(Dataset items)
=======

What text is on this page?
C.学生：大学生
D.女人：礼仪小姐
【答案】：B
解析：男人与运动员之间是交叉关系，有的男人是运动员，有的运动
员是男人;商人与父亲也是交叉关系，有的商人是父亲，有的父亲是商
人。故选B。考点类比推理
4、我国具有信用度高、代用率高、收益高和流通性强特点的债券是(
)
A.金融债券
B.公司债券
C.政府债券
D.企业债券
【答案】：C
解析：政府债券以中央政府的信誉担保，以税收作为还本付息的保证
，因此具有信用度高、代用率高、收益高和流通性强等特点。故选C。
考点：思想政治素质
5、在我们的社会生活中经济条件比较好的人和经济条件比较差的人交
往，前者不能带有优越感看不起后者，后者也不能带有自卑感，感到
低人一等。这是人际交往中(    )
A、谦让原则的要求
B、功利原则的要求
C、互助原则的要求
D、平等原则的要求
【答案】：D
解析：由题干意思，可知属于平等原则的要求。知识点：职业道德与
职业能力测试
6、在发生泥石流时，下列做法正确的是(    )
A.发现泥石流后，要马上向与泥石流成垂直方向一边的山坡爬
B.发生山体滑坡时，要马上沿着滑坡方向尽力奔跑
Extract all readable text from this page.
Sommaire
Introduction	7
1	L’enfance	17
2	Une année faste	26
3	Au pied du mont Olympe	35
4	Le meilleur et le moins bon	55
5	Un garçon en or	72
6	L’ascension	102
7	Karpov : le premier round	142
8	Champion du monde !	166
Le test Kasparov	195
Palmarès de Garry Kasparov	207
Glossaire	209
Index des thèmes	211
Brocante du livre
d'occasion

=======

**WORK TO BE COMPLETED**
From the records above, extract everything verbatim.

**ANSWER IN FULL**
What text is on this page?
C.学生：大学生
D.女人：礼仪小姐
【答案】：B
解析：男人与运动员之间是交叉关系，有的男人是运动员，有的运动
员是男人;商人与父亲也是交叉关系，有的商人是父亲，有的父亲是商
人。故选B。考点类比推理
4、我国具有信用度高、代用率高、收益高和流通性强特点的债券是(
)
A.金融债券
B.公司债券
C.政府债券
D.企业债券
【答案】：C
解析：政府债券以中央政府的信誉担保，以税收作为还本付息的保证
，因此具有信用度高、代用率高、收益高和流通性强等特点。故选C。
考点：思想政治素质
5、在我们的社会生活中经济条件比较好的人和经济条件比较差的人交
往，前者不能带有优越感看不起后者，后者也不能带有自卑感，感到
低人一等。这是人际交往中(    )
A、谦让原则的要求
B、功利原则的要求
C、互助原则的要求
D、平等原则的要求
【答案】：D
解析：由题干意思，可知属于平等原则的要求。知识点：职业道德与
职业能力测试
6、在发生泥石流时，下列做法正确的是(    )
A.发现泥石流后，要马上向与泥石流成垂直方向一边的山坡爬
B.发生山体滑坡时，要马上沿着滑坡方向尽力奔跑
Extract all readable text from this page.
Sommaire
Introduction	7
1	L’enfance	17
2	Une année faste	26
3	Au pied du mont Olympe	35
4	Le meilleur et le moins bon	55
5	Un garçon en or	72
6	L’ascension	102
7	Karpov : le premier round	142
8	Champion du monde !	166
Le test Kasparov	195
Palmarès de Garry Kasparov	207
Glossaire	209
Index des thèmes	211
Brocante du livre
d'occasion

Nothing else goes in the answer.